— Requirement —
The records below should be written out again, exactly.

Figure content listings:
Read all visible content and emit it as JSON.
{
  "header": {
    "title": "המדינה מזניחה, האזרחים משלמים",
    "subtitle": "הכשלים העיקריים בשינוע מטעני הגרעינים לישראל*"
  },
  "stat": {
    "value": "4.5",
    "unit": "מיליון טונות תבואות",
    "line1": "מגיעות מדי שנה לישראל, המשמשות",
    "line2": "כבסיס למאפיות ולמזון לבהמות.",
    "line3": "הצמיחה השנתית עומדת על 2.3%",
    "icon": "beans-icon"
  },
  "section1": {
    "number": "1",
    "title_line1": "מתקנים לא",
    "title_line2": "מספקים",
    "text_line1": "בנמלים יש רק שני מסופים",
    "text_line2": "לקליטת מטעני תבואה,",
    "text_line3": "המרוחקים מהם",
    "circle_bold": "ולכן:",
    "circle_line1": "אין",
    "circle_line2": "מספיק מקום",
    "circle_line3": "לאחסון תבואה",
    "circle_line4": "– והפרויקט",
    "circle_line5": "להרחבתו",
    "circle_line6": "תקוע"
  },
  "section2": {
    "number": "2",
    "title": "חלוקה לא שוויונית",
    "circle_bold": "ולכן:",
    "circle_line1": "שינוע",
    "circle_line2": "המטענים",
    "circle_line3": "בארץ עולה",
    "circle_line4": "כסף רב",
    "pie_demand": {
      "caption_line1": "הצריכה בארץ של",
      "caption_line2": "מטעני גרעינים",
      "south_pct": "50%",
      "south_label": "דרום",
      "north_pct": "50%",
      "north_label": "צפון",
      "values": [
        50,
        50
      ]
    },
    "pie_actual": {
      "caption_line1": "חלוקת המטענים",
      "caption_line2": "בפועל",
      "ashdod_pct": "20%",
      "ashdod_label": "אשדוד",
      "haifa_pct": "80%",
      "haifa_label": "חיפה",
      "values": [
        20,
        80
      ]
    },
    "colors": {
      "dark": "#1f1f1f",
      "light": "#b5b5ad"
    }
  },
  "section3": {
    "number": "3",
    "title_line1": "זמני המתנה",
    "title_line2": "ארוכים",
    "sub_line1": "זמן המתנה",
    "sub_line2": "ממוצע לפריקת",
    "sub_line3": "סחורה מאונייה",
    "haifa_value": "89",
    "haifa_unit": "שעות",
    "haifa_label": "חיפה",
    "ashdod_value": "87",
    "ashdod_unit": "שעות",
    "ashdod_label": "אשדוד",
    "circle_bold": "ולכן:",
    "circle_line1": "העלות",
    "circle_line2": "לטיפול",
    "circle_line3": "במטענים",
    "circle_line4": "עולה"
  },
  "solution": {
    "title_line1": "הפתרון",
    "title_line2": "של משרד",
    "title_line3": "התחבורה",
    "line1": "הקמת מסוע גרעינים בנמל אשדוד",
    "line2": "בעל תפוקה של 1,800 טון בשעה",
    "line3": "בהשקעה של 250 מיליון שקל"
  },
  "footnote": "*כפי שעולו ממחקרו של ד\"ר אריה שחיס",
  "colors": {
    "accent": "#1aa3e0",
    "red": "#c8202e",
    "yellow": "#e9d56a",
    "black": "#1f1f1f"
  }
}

— Task solution —
Read all visible content and emit it as JSON.
{
  "header": {
    "title": "המדינה מזניחה, האזרחים משלמים",
    "subtitle": "הכשלים העיקריים בשינוע מטעני הגרעינים לישראל*"
  },
  "stat": {
    "value": "4.5",
    "unit": "מיליון טונות תבואות",
    "line1": "מגיעות מדי שנה לישראל, המשמשות",
    "line2": "כבסיס למאפיות ולמזון לבהמות.",
    "line3": "הצמיחה השנתית עומדת על 2.3%",
    "icon": "beans-icon"
  },
  "section1": {
    "number": "1",
    "title_line1": "מתקנים לא",
    "title_line2": "מספקים",
    "text_line1": "בנמלים יש רק שני מסופים",
    "text_line2": "לקליטת מטעני תבואה,",
    "text_line3": "המרוחקים מהם",
    "circle_bold": "ולכן:",
    "circle_line1": "אין",
    "circle_line2": "מספיק מקום",
    "circle_line3": "לאחסון תבואה",
    "circle_line4": "– והפרויקט",
    "circle_line5": "להרחבתו",
    "circle_line6": "תקוע"
  },
  "section2": {
    "number": "2",
    "title": "חלוקה לא שוויונית",
    "circle_bold": "ולכן:",
    "circle_line1": "שינוע",
    "circle_line2": "המטענים",
    "circle_line3": "בארץ עולה",
    "circle_line4": "כסף רב",
    "pie_demand": {
      "caption_line1": "הצריכה בארץ של",
      "caption_line2": "מטעני גרעינים",
      "south_pct": "50%",
      "south_label": "דרום",
      "north_pct": "50%",
      "north_label": "צפון",
      "values": [
        50,
        50
      ]
    },
    "pie_actual": {
      "caption_line1": "חלוקת המטענים",
      "caption_line2": "בפועל",
      "ashdod_pct": "20%",
      "ashdod_label": "אשדוד",
      "haifa_pct": "80%",
      "haifa_label": "חיפה",
      "values": [
        20,
        80
      ]
    },
    "colors": {
      "dark": "#1f1f1f",
      "light": "#b5b5ad"
    }
  },
  "section3": {
    "number": "3",
    "title_line1": "זמני המתנה",
    "title_line2": "ארוכים",
    "sub_line1": "זמן המתנה",
    "sub_line2": "ממוצע לפריקת",
    "sub_line3": "סחורה מאונייה",
    "haifa_value": "89",
    "haifa_unit": "שעות",
    "haifa_label": "חיפה",
    "ashdod_value": "87",
    "ashdod_unit": "שעות",
    "ashdod_label": "אשדוד",
    "circle_bold": "ולכן:",
    "circle_line1": "העלות",
    "circle_line2": "לטיפול",
    "circle_line3": "במטענים",
    "circle_line4": "עולה"
  },
  "solution": {
    "title_line1": "הפתרון",
    "title_line2": "של משרד",
    "title_line3": "התחבורה",
    "line1": "הקמת מסוע גרעינים בנמל אשדוד",
    "line2": "בעל תפוקה של 1,800 טון בשעה",
    "line3": "בהשקעה של 250 מיליון שקל"
  },
  "footnote": "*כפי שעולו ממחקרו של ד\"ר אריה שחיס",
  "colors": {
    "accent": "#1aa3e0",
    "red": "#c8202e",
    "yellow": "#e9d56a",
    "black": "#1f1f1f"
  }
}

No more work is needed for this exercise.